| What you need to do |
Can you print every record below exactly as written?

-- Begin Dataset extract --

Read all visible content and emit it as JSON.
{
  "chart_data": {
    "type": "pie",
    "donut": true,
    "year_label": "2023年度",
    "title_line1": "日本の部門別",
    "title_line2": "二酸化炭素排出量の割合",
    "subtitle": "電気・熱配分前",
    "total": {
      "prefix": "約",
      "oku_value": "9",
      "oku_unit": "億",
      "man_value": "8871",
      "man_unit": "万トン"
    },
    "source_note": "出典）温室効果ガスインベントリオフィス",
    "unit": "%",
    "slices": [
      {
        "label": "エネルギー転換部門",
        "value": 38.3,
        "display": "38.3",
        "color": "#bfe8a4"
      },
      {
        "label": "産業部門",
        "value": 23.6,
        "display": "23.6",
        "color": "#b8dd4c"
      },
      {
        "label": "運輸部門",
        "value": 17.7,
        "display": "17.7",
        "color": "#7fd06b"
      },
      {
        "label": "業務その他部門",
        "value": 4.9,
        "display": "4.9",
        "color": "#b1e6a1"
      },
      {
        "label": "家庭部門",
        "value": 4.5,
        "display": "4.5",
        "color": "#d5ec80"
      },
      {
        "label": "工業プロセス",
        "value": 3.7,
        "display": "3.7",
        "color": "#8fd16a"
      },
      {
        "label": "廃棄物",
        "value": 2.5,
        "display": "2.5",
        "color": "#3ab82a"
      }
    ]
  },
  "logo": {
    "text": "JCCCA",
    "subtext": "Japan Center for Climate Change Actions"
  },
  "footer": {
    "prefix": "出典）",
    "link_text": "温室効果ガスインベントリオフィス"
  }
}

-- End Dataset extract --

| Response to this exercise |
Read all visible content and emit it as JSON.
{
  "chart_data": {
    "type": "pie",
    "donut": true,
    "year_label": "2023年度",
    "title_line1": "日本の部門別",
    "title_line2": "二酸化炭素排出量の割合",
    "subtitle": "電気・熱配分前",
    "total": {
      "prefix": "約",
      "oku_value": "9",
      "oku_unit": "億",
      "man_value": "8871",
      "man_unit": "万トン"
    },
    "source_note": "出典）温室効果ガスインベントリオフィス",
    "unit": "%",
    "slices": [
      {
        "label": "エネルギー転換部門",
        "value": 38.3,
        "display": "38.3",
        "color": "#bfe8a4"
      },
      {
        "label": "産業部門",
        "value": 23.6,
        "display": "23.6",
        "color": "#b8dd4c"
      },
      {
        "label": "運輸部門",
        "value": 17.7,
        "display": "17.7",
        "color": "#7fd06b"
      },
      {
        "label": "業務その他部門",
        "value": 4.9,
        "display": "4.9",
        "color": "#b1e6a1"
      },
      {
        "label": "家庭部門",
        "value": 4.5,
        "display": "4.5",
        "color": "#d5ec80"
      },
      {
        "label": "工業プロセス",
        "value": 3.7,
        "display": "3.7",
        "color": "#8fd16a"
      },
      {
        "label": "廃棄物",
        "value": 2.5,
        "display": "2.5",
        "color": "#3ab82a"
      }
    ]
  },
  "logo": {
    "text": "JCCCA",
    "subtext": "Japan Center for Climate Change Actions"
  },
  "footer": {
    "prefix": "出典）",
    "link_text": "温室効果ガスインベントリオフィス"
  }
}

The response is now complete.